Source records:
::::
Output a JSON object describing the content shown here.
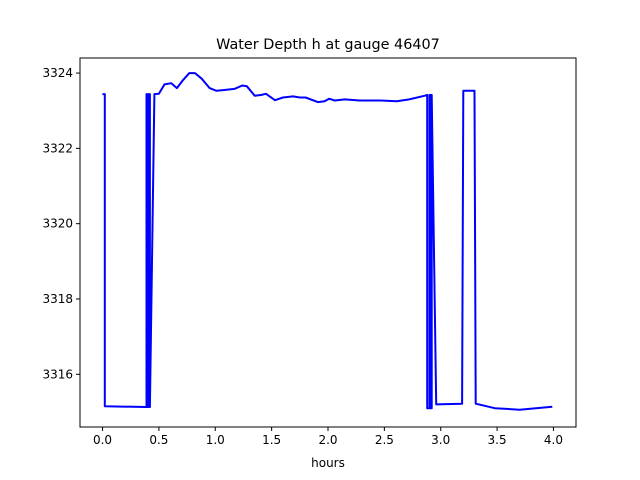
{
  "chart_data": {
    "type": "line",
    "title": "Water Depth h at gauge 46407",
    "xlabel": "hours",
    "ylabel": "",
    "xlim": [
      -0.2,
      4.2
    ],
    "ylim": [
      3314.6,
      3324.4
    ],
    "xticks": [
      0.0,
      0.5,
      1.0,
      1.5,
      2.0,
      2.5,
      3.0,
      3.5,
      4.0
    ],
    "xtick_labels": [
      "0.0",
      "0.5",
      "1.0",
      "1.5",
      "2.0",
      "2.5",
      "3.0",
      "3.5",
      "4.0"
    ],
    "yticks": [
      3316,
      3318,
      3320,
      3322,
      3324
    ],
    "ytick_labels": [
      "3316",
      "3318",
      "3320",
      "3322",
      "3324"
    ],
    "grid": false,
    "series": [
      {
        "name": "h",
        "color": "#0000ff",
        "x": [
          0.0,
          0.02,
          0.02,
          0.38,
          0.39,
          0.39,
          0.4,
          0.4,
          0.41,
          0.41,
          0.42,
          0.42,
          0.46,
          0.5,
          0.55,
          0.61,
          0.66,
          0.71,
          0.77,
          0.82,
          0.88,
          0.95,
          1.01,
          1.08,
          1.17,
          1.24,
          1.28,
          1.35,
          1.41,
          1.45,
          1.53,
          1.6,
          1.69,
          1.75,
          1.8,
          1.91,
          1.97,
          2.01,
          2.06,
          2.15,
          2.28,
          2.46,
          2.61,
          2.72,
          2.86,
          2.88,
          2.88,
          2.9,
          2.9,
          2.91,
          2.91,
          2.92,
          2.92,
          2.96,
          3.19,
          3.2,
          3.3,
          3.31,
          3.48,
          3.7,
          3.99
        ],
        "y": [
          3323.44,
          3323.44,
          3315.15,
          3315.13,
          3315.13,
          3323.44,
          3323.44,
          3315.13,
          3315.13,
          3323.44,
          3323.44,
          3315.13,
          3323.44,
          3323.45,
          3323.7,
          3323.73,
          3323.6,
          3323.8,
          3324.0,
          3324.0,
          3323.85,
          3323.6,
          3323.53,
          3323.55,
          3323.58,
          3323.67,
          3323.65,
          3323.4,
          3323.42,
          3323.45,
          3323.28,
          3323.35,
          3323.38,
          3323.35,
          3323.35,
          3323.23,
          3323.25,
          3323.32,
          3323.27,
          3323.3,
          3323.27,
          3323.27,
          3323.25,
          3323.3,
          3323.4,
          3323.42,
          3315.1,
          3315.1,
          3323.42,
          3323.42,
          3315.1,
          3315.1,
          3323.42,
          3315.2,
          3315.22,
          3323.53,
          3323.53,
          3315.22,
          3315.1,
          3315.06,
          3315.14
        ]
      }
    ]
  }
}
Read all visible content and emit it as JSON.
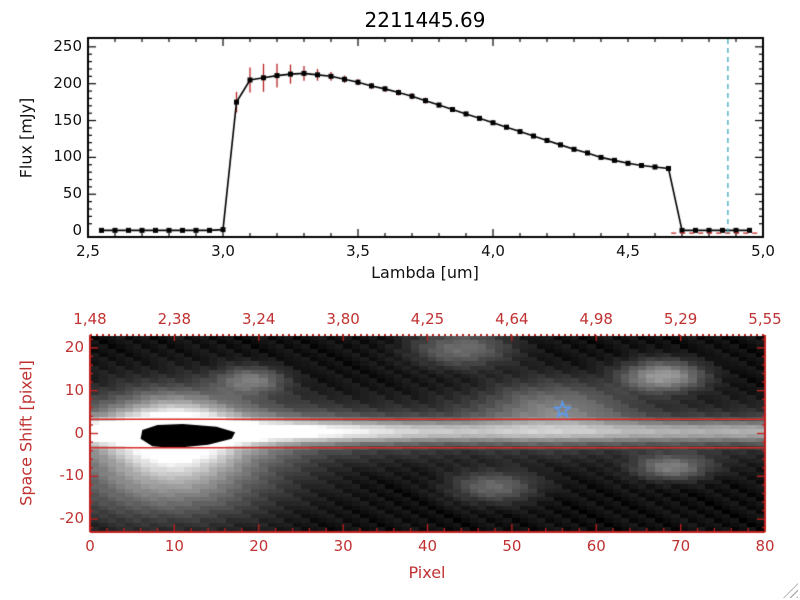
::::
DIRECTIONS FOR THIS TASK: Restate the data above word for word. Skip every picture.

ANSWER TO THIS PROBLEM:
Output a JSON object describing the content shown here.
{
  "chart_data": {
    "type": "line",
    "title": "Water Depth h at gauge 46407",
    "xlabel": "hours",
    "ylabel": "",
    "xlim": [
      -0.2,
      4.2
    ],
    "ylim": [
      3314.6,
      3324.4
    ],
    "xticks": [
      0.0,
      0.5,
      1.0,
      1.5,
      2.0,
      2.5,
      3.0,
      3.5,
      4.0
    ],
    "xtick_labels": [
      "0.0",
      "0.5",
      "1.0",
      "1.5",
      "2.0",
      "2.5",
      "3.0",
      "3.5",
      "4.0"
    ],
    "yticks": [
      3316,
      3318,
      3320,
      3322,
      3324
    ],
    "ytick_labels": [
      "3316",
      "3318",
      "3320",
      "3322",
      "3324"
    ],
    "grid": false,
    "series": [
      {
        "name": "h",
        "color": "#0000ff",
        "x": [
          0.0,
          0.02,
          0.02,
          0.38,
          0.39,
          0.39,
          0.4,
          0.4,
          0.41,
          0.41,
          0.42,
          0.42,
          0.46,
          0.5,
          0.55,
          0.61,
          0.66,
          0.71,
          0.77,
          0.82,
          0.88,
          0.95,
          1.01,
          1.08,
          1.17,
          1.24,
          1.28,
          1.35,
          1.41,
          1.45,
          1.53,
          1.6,
          1.69,
          1.75,
          1.8,
          1.91,
          1.97,
          2.01,
          2.06,
          2.15,
          2.28,
          2.46,
          2.61,
          2.72,
          2.86,
          2.88,
          2.88,
          2.9,
          2.9,
          2.91,
          2.91,
          2.92,
          2.92,
          2.96,
          3.19,
          3.2,
          3.3,
          3.31,
          3.48,
          3.7,
          3.99
        ],
        "y": [
          3323.44,
          3323.44,
          3315.15,
          3315.13,
          3315.13,
          3323.44,
          3323.44,
          3315.13,
          3315.13,
          3323.44,
          3323.44,
          3315.13,
          3323.44,
          3323.45,
          3323.7,
          3323.73,
          3323.6,
          3323.8,
          3324.0,
          3324.0,
          3323.85,
          3323.6,
          3323.53,
          3323.55,
          3323.58,
          3323.67,
          3323.65,
          3323.4,
          3323.42,
          3323.45,
          3323.28,
          3323.35,
          3323.38,
          3323.35,
          3323.35,
          3323.23,
          3323.25,
          3323.32,
          3323.27,
          3323.3,
          3323.27,
          3323.27,
          3323.25,
          3323.3,
          3323.4,
          3323.42,
          3315.1,
          3315.1,
          3323.42,
          3323.42,
          3315.1,
          3315.1,
          3323.42,
          3315.2,
          3315.22,
          3323.53,
          3323.53,
          3315.22,
          3315.1,
          3315.06,
          3315.14
        ]
      }
    ]
  }
}
Read all visible content and emit it as JSON.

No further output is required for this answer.